== REQUIREMENT ==
Return each line of the records holding the string "this".

== DATA PROVIDED ==
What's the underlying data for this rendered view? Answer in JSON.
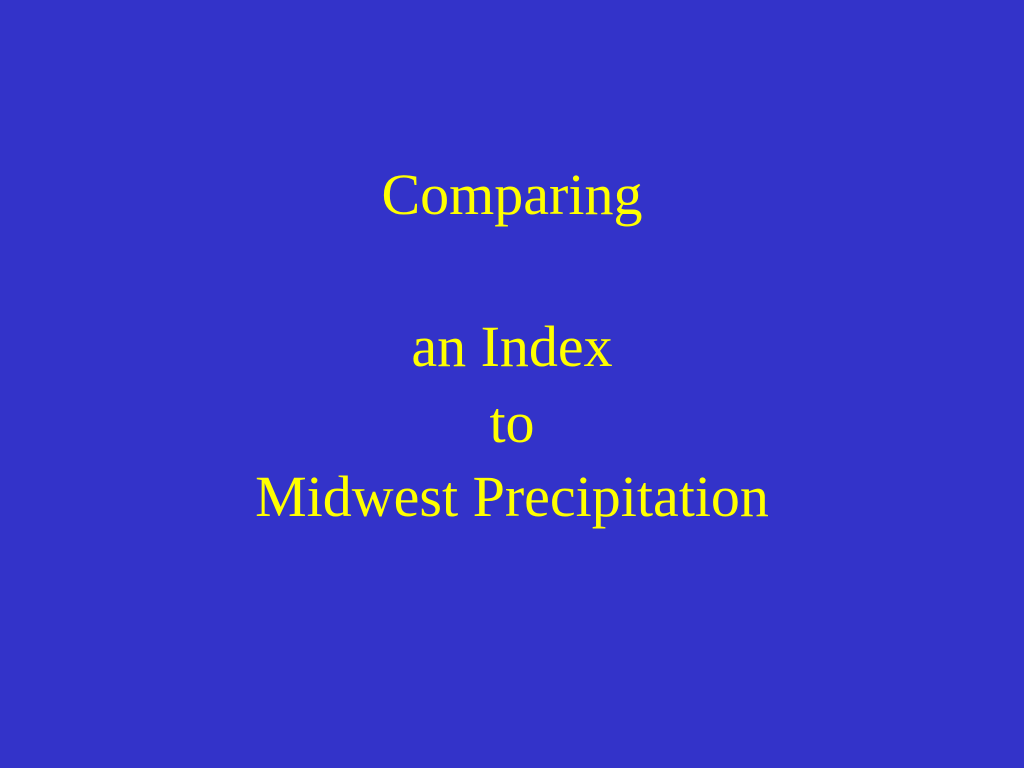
{
  "slide": {
    "lines": [
      "Comparing",
      "an Index",
      "to",
      "Midwest Precipitation"
    ]
  },
  "colors": {
    "background": "#3333c9",
    "text": "#ffff00"
  }
}
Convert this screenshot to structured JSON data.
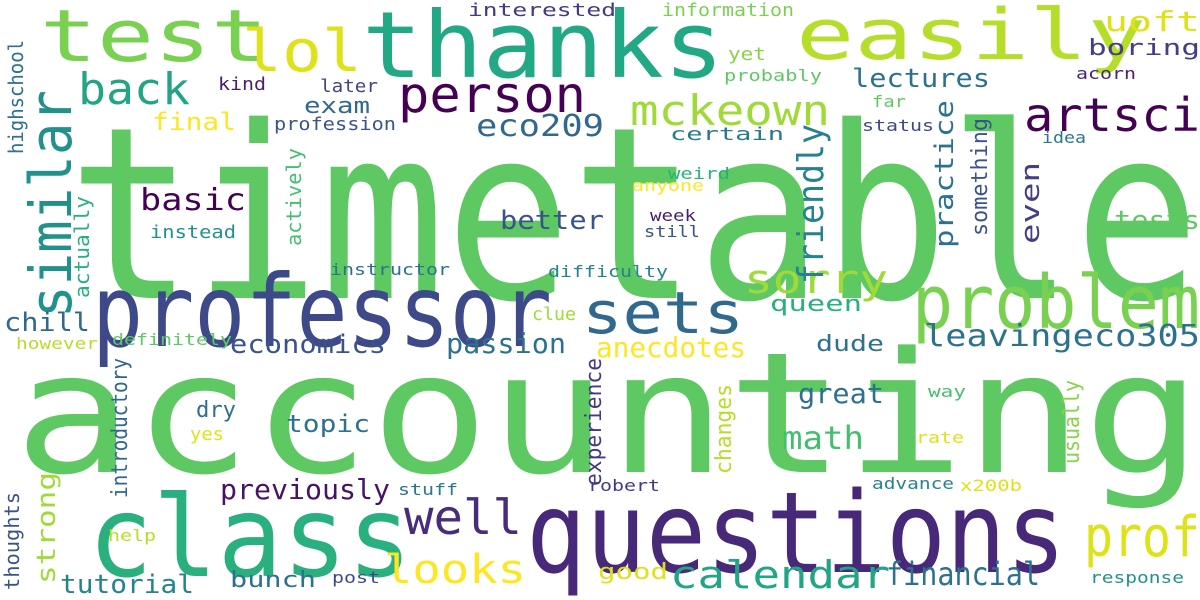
{
  "words": [
    {
      "text": "timetable",
      "color": "#5ec962"
    },
    {
      "text": "accounting",
      "color": "#5ec962"
    },
    {
      "text": "questions",
      "color": "#482878"
    },
    {
      "text": "professor",
      "color": "#3e4989"
    },
    {
      "text": "thanks",
      "color": "#22a884"
    },
    {
      "text": "class",
      "color": "#2ab07f"
    },
    {
      "text": "easily",
      "color": "#b5de2b"
    },
    {
      "text": "test",
      "color": "#7ad151"
    },
    {
      "text": "problem",
      "color": "#7ad151"
    },
    {
      "text": "person",
      "color": "#440154"
    },
    {
      "text": "sets",
      "color": "#31688e"
    },
    {
      "text": "lol",
      "color": "#dde318"
    },
    {
      "text": "artsci",
      "color": "#440154"
    },
    {
      "text": "mckeown",
      "color": "#a0da39"
    },
    {
      "text": "similar",
      "color": "#21918c"
    },
    {
      "text": "back",
      "color": "#21a585"
    },
    {
      "text": "sorry",
      "color": "#a0da39"
    },
    {
      "text": "prof",
      "color": "#dde318"
    },
    {
      "text": "looks",
      "color": "#fde725"
    },
    {
      "text": "calendar",
      "color": "#21a585"
    },
    {
      "text": "well",
      "color": "#472d7b"
    },
    {
      "text": "financial",
      "color": "#2c728e"
    },
    {
      "text": "leavingeco305",
      "color": "#2c728e"
    },
    {
      "text": "basic",
      "color": "#440154"
    },
    {
      "text": "eco209",
      "color": "#31688e"
    },
    {
      "text": "math",
      "color": "#44bf70"
    },
    {
      "text": "previously",
      "color": "#471365"
    },
    {
      "text": "practice",
      "color": "#2c728e"
    },
    {
      "text": "friendly",
      "color": "#26828e"
    },
    {
      "text": "economics",
      "color": "#3b528b"
    },
    {
      "text": "passion",
      "color": "#2c728e"
    },
    {
      "text": "anecdotes",
      "color": "#fde725"
    },
    {
      "text": "great",
      "color": "#2c728e"
    },
    {
      "text": "lectures",
      "color": "#2c728e"
    },
    {
      "text": "better",
      "color": "#3b528b"
    },
    {
      "text": "uoft",
      "color": "#dde318"
    },
    {
      "text": "boring",
      "color": "#433e85"
    },
    {
      "text": "tutorial",
      "color": "#26828e"
    },
    {
      "text": "bunch",
      "color": "#2c728e"
    },
    {
      "text": "topic",
      "color": "#2c728e"
    },
    {
      "text": "exam",
      "color": "#31688e"
    },
    {
      "text": "dude",
      "color": "#2c728e"
    },
    {
      "text": "queen",
      "color": "#2ab07f"
    },
    {
      "text": "tests",
      "color": "#5ec962"
    },
    {
      "text": "even",
      "color": "#433e85"
    },
    {
      "text": "chill",
      "color": "#31688e"
    },
    {
      "text": "strong",
      "color": "#a0da39"
    },
    {
      "text": "good",
      "color": "#dde318"
    },
    {
      "text": "dry",
      "color": "#2c728e"
    },
    {
      "text": "final",
      "color": "#fde725"
    },
    {
      "text": "interested",
      "color": "#443983"
    },
    {
      "text": "information",
      "color": "#7ad151"
    },
    {
      "text": "later",
      "color": "#414487"
    },
    {
      "text": "kind",
      "color": "#481f70"
    },
    {
      "text": "profession",
      "color": "#3b528b"
    },
    {
      "text": "certain",
      "color": "#2a788e"
    },
    {
      "text": "yet",
      "color": "#86d549"
    },
    {
      "text": "probably",
      "color": "#5ec962"
    },
    {
      "text": "acorn",
      "color": "#482475"
    },
    {
      "text": "far",
      "color": "#5ec962"
    },
    {
      "text": "status",
      "color": "#3e4989"
    },
    {
      "text": "idea",
      "color": "#2a788e"
    },
    {
      "text": "weird",
      "color": "#2ab07f"
    },
    {
      "text": "anyone",
      "color": "#fde725"
    },
    {
      "text": "week",
      "color": "#481f70"
    },
    {
      "text": "still",
      "color": "#3b528b"
    },
    {
      "text": "instead",
      "color": "#21918c"
    },
    {
      "text": "instructor",
      "color": "#2c728e"
    },
    {
      "text": "difficulty",
      "color": "#26828e"
    },
    {
      "text": "clue",
      "color": "#a0da39"
    },
    {
      "text": "definitely",
      "color": "#5ec962"
    },
    {
      "text": "however",
      "color": "#b5de2b"
    },
    {
      "text": "yes",
      "color": "#dde318"
    },
    {
      "text": "way",
      "color": "#44bf70"
    },
    {
      "text": "rate",
      "color": "#dde318"
    },
    {
      "text": "stuff",
      "color": "#2a788e"
    },
    {
      "text": "robert",
      "color": "#443983"
    },
    {
      "text": "advance",
      "color": "#26828e"
    },
    {
      "text": "x200b",
      "color": "#dde318"
    },
    {
      "text": "help",
      "color": "#b5de2b"
    },
    {
      "text": "post",
      "color": "#3e4989"
    },
    {
      "text": "response",
      "color": "#21918c"
    },
    {
      "text": "highschool",
      "color": "#2c728e"
    },
    {
      "text": "actually",
      "color": "#2ab07f"
    },
    {
      "text": "actively",
      "color": "#44bf70"
    },
    {
      "text": "something",
      "color": "#3b528b"
    },
    {
      "text": "introductory",
      "color": "#31688e"
    },
    {
      "text": "experience",
      "color": "#443983"
    },
    {
      "text": "changes",
      "color": "#b5de2b"
    },
    {
      "text": "usually",
      "color": "#86d549"
    },
    {
      "text": "thoughts",
      "color": "#3b528b"
    }
  ]
}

== COMPLETED EXERCISE ==
What's the underlying data for this rendered view? Answer in JSON.
Convert this screenshot to structured JSON data.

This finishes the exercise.